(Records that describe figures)
****************

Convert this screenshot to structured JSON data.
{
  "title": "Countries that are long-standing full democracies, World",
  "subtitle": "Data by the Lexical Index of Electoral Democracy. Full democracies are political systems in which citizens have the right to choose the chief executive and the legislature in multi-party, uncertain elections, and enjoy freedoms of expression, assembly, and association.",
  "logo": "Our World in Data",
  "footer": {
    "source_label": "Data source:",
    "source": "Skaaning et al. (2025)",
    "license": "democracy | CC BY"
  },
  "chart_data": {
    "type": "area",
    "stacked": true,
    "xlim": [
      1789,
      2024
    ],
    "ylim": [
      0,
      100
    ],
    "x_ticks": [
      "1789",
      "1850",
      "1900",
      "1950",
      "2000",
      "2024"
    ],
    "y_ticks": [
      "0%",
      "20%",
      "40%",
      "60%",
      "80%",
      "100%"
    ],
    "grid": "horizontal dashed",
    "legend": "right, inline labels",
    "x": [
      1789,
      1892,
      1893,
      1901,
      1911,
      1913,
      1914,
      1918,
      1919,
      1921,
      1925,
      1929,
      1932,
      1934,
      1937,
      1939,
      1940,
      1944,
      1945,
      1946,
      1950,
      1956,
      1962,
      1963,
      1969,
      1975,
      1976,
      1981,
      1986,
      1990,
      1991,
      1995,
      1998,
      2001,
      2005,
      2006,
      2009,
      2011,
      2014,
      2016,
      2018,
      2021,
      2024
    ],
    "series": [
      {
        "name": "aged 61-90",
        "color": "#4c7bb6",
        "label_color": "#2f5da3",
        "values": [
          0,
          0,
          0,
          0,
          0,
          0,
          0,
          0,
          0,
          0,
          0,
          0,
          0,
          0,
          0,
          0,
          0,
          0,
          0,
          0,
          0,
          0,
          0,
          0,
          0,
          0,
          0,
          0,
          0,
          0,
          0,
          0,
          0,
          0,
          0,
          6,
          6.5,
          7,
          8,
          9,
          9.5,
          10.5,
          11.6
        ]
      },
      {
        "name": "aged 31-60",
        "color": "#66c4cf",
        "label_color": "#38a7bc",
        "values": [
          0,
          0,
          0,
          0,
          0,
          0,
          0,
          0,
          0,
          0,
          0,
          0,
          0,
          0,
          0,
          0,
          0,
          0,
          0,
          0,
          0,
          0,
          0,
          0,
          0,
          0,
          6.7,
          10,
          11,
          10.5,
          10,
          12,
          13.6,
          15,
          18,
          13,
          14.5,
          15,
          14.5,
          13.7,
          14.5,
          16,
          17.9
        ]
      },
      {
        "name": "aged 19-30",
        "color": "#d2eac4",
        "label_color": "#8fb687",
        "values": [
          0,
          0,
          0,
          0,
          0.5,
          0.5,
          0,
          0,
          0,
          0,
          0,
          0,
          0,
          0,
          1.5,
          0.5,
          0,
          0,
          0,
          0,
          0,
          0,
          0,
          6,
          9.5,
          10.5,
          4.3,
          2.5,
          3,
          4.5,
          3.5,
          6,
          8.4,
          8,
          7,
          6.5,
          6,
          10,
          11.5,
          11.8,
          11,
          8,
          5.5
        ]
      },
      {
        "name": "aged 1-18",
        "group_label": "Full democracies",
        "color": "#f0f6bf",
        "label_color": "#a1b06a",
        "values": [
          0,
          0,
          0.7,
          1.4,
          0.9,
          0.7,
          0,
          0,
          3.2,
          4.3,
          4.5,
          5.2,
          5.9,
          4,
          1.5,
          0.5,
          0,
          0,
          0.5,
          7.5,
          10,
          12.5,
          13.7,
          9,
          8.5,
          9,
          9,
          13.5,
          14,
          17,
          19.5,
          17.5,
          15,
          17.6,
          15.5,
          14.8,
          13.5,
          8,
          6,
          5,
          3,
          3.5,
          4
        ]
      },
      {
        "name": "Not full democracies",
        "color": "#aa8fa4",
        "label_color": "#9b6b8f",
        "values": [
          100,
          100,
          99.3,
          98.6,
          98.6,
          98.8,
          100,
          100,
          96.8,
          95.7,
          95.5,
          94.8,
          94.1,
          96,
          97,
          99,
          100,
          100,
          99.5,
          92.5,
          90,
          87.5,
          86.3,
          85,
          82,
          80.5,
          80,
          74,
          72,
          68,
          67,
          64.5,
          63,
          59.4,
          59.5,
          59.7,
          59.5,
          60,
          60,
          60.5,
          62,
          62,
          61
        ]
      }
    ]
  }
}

****************

*To do:* Count each line of the entries that holds the word "name", then state the total and nothing more.

*Response to this task:* 5